<<<<

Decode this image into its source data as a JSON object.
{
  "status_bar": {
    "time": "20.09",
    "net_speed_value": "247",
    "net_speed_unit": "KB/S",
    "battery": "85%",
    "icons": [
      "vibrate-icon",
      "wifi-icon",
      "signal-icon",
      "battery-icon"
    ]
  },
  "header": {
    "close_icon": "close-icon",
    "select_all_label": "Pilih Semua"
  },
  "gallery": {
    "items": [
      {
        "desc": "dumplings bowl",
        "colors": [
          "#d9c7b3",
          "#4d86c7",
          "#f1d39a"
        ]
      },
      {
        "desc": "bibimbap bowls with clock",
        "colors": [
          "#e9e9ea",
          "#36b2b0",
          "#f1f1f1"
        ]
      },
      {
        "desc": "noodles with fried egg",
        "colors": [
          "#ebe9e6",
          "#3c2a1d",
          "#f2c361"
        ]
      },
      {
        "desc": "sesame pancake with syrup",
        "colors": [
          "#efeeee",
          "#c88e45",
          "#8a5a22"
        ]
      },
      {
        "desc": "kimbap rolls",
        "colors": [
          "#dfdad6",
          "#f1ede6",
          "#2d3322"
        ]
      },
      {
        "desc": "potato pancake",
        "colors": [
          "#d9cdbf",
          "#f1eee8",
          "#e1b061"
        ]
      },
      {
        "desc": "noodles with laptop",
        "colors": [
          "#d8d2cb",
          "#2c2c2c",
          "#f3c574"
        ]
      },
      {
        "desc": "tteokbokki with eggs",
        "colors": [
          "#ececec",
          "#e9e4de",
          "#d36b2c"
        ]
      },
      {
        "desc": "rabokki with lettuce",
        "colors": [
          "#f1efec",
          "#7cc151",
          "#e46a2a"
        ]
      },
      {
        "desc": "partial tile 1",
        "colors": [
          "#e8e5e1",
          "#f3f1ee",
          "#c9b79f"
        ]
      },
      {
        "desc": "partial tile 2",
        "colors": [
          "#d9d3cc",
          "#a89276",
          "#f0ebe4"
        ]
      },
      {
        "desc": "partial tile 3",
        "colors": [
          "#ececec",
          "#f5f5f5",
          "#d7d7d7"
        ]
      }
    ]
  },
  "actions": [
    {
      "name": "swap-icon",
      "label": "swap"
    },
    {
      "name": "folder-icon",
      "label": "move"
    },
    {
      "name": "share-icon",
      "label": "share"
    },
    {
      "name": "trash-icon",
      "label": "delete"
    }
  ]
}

>>>>
<<<<

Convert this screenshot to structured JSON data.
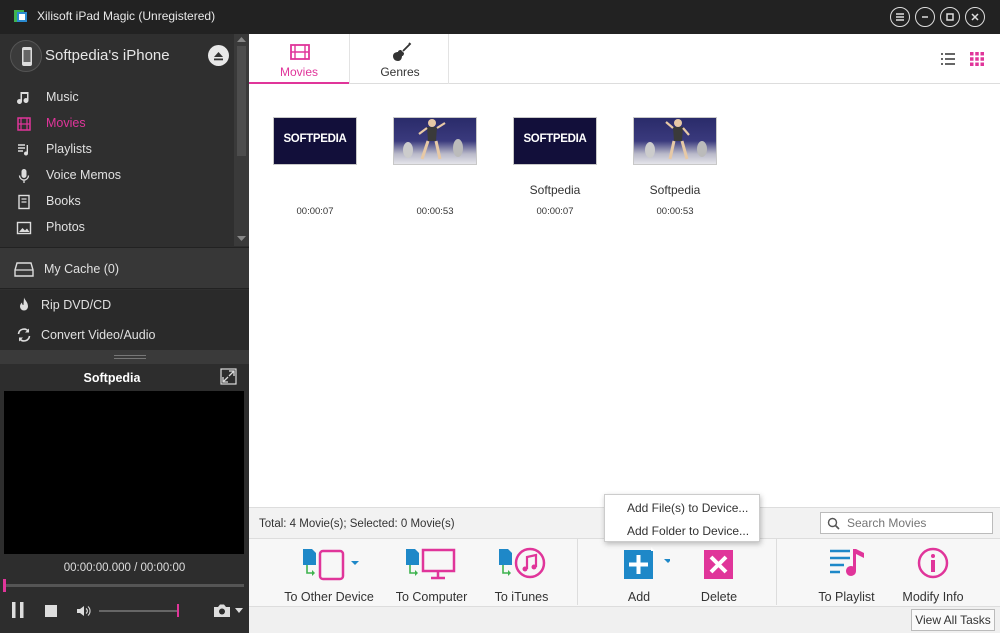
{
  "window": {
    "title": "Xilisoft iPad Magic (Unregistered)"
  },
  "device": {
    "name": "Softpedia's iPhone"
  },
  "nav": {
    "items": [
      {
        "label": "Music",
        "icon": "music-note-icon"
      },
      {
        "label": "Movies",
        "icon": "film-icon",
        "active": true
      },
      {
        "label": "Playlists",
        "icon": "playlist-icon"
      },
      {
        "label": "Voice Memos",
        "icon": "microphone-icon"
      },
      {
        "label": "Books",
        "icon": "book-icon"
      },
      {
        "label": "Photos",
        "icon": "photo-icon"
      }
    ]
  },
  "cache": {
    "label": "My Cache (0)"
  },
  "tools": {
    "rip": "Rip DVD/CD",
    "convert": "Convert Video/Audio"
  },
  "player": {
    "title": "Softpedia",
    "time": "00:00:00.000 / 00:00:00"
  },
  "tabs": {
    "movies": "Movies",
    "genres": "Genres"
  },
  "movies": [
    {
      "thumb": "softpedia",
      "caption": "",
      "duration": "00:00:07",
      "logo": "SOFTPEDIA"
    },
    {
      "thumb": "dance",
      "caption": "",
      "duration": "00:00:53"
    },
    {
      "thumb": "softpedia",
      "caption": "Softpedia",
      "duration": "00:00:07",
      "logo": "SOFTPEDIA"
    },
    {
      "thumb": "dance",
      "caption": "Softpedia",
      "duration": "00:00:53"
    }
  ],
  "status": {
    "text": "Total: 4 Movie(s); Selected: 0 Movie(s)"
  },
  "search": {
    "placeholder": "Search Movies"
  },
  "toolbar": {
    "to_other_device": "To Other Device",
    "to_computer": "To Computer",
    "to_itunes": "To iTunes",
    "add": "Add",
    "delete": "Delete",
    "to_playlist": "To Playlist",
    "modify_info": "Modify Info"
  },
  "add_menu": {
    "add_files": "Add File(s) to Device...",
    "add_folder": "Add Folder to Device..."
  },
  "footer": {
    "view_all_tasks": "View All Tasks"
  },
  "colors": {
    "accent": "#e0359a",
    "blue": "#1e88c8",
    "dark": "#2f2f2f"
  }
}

>>>>
<<<<

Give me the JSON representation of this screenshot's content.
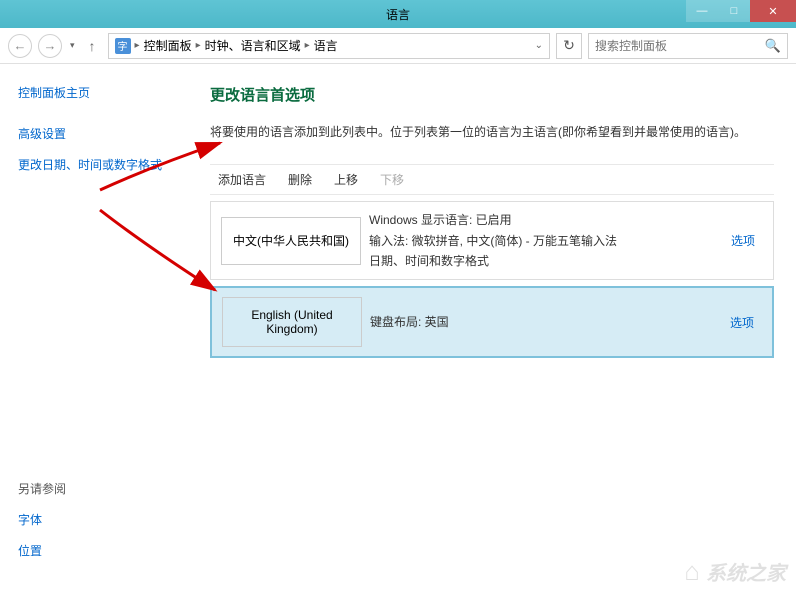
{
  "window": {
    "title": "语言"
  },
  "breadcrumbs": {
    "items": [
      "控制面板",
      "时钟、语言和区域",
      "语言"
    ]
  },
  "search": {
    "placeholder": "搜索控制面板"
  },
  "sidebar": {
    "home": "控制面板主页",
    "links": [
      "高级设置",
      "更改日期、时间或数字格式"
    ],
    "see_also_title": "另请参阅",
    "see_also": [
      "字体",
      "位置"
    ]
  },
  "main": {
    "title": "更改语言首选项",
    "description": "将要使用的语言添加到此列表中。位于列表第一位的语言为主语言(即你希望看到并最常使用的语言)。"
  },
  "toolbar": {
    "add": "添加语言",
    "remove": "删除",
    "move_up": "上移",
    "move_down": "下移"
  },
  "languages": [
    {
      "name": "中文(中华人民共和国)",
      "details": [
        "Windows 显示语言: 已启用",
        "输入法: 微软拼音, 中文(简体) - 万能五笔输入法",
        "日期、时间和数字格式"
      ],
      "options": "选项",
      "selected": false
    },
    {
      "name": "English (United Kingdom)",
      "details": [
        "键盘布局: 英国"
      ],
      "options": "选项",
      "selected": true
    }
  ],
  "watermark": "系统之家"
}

>>>>

- _Goal_: Which lines contain the word "name"? Copy each one.

- _Answer_:
      "name": "swap-icon",
      "name": "folder-icon",
      "name": "share-icon",
      "name": "trash-icon",
    "name": "Softpedia's iPhone"
      "name": "中文(中华人民共和国)",
      "name": "English (United Kingdom)",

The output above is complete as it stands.